Directions for this task - Reproduce every line of the listing below verbatim, leaving the pictures out of your answer.

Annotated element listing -
· · · · ·

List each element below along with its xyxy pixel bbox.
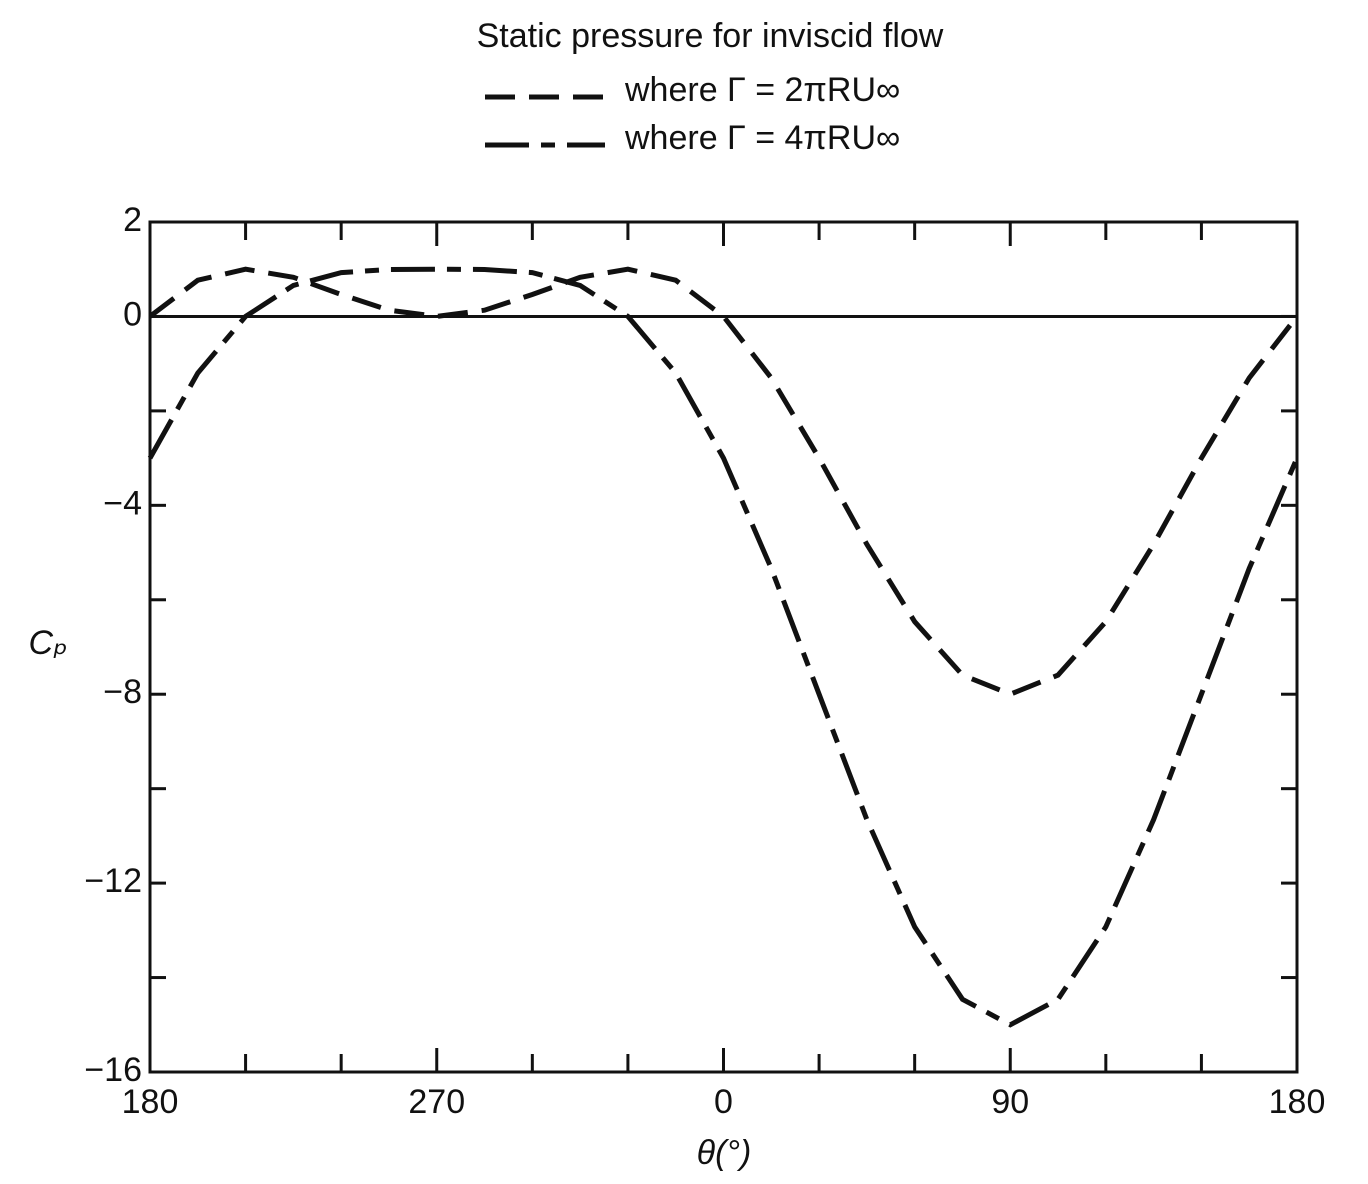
y-tick-label: −12 [84,862,142,900]
x-tick-label: 180 [1269,1083,1326,1121]
y-tick-label: −16 [84,1051,142,1089]
y-tick-label: −8 [103,673,142,711]
chart-title: Static pressure for inviscid flow [477,17,944,55]
y-tick-label: 2 [123,201,142,239]
x-tick-label: 180 [122,1083,179,1121]
x-tick-label: 270 [408,1083,465,1121]
line-series [147,266,1300,1028]
y-tick-label: −4 [103,484,142,522]
plot-frame [148,220,1299,1074]
legend-label: where Γ = 4πRU∞ [624,119,900,157]
x-tick-label: 90 [991,1083,1029,1121]
x-tick-label: 0 [714,1083,733,1121]
legend-label: where Γ = 2πRU∞ [624,71,900,109]
x-axis-label: θ(°) [697,1134,752,1172]
y-axis-label: Cₚ [28,624,67,662]
y-tick-label: 0 [123,295,142,333]
line-series [148,266,1299,697]
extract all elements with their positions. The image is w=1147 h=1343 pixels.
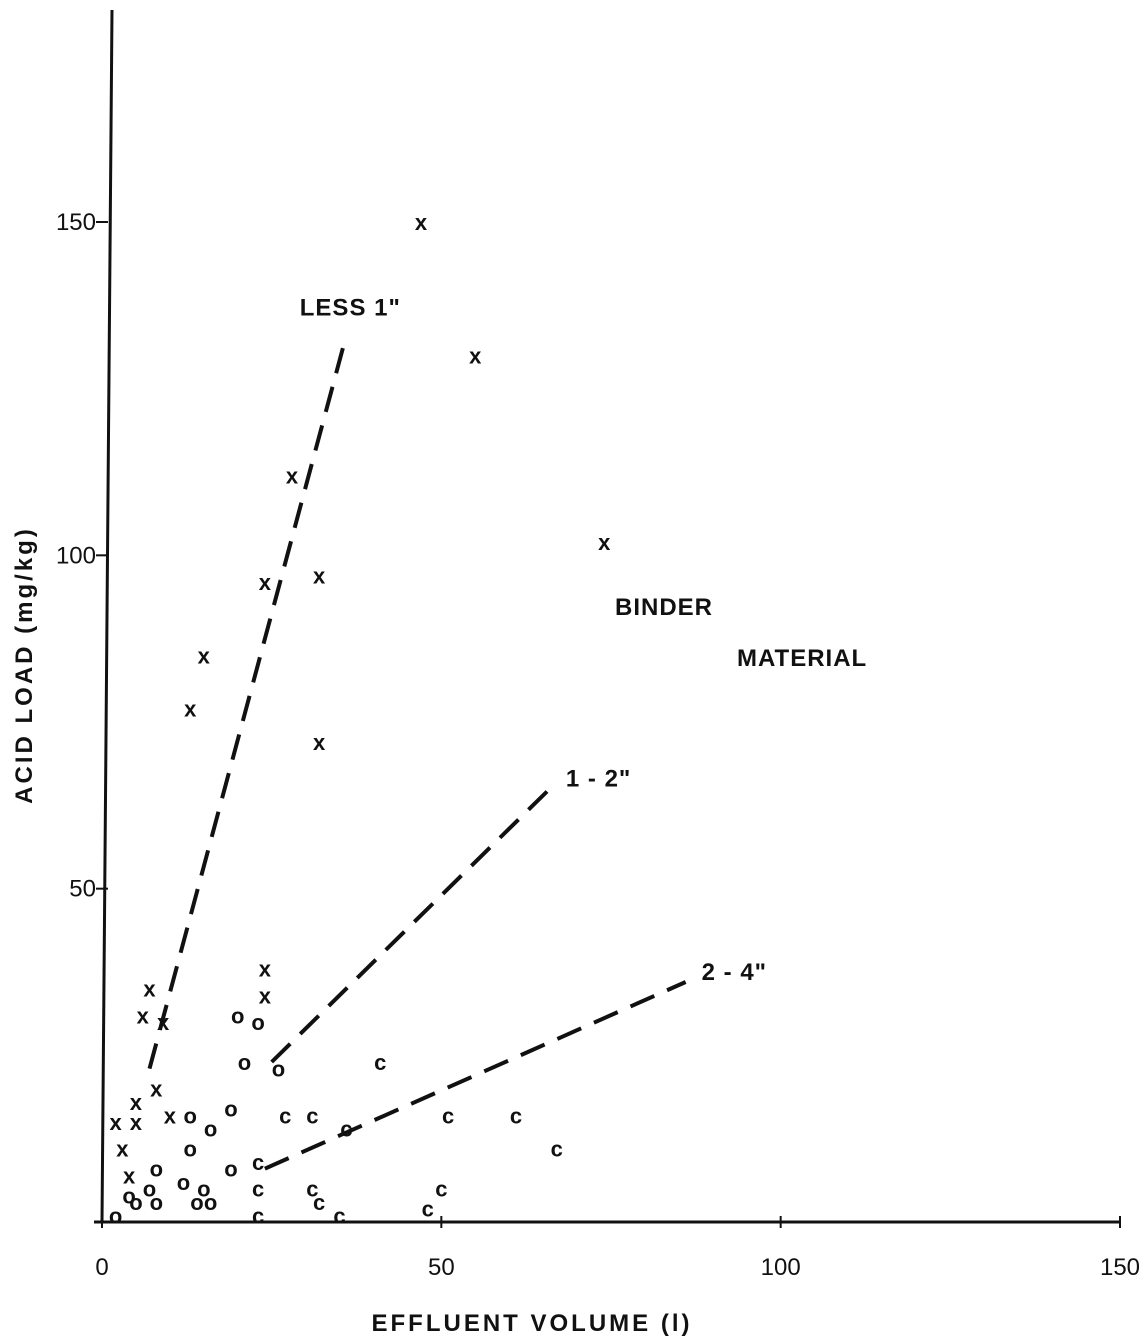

· · · · ·

Completed task -
List each element below along with its xyxy pixel bbox.
y-tick-label: −12 [84,862,142,900]
x-tick-label: 180 [1269,1083,1326,1121]
y-tick-label: −16 [84,1051,142,1089]
y-tick-label: −8 [103,673,142,711]
chart-title: Static pressure for inviscid flow [477,17,944,55]
y-tick-label: 2 [123,201,142,239]
x-tick-label: 180 [122,1083,179,1121]
x-tick-label: 270 [408,1083,465,1121]
line-series [147,266,1300,1028]
y-tick-label: −4 [103,484,142,522]
plot-frame [148,220,1299,1074]
legend-label: where Γ = 4πRU∞ [624,119,900,157]
x-tick-label: 90 [991,1083,1029,1121]
x-tick-label: 0 [714,1083,733,1121]
legend-label: where Γ = 2πRU∞ [624,71,900,109]
x-axis-label: θ(°) [697,1134,752,1172]
y-axis-label: Cₚ [28,624,67,662]
y-tick-label: 0 [123,295,142,333]
line-series [148,266,1299,697]
extract all elements with their positions. The image is w=1147 h=1343 pixels.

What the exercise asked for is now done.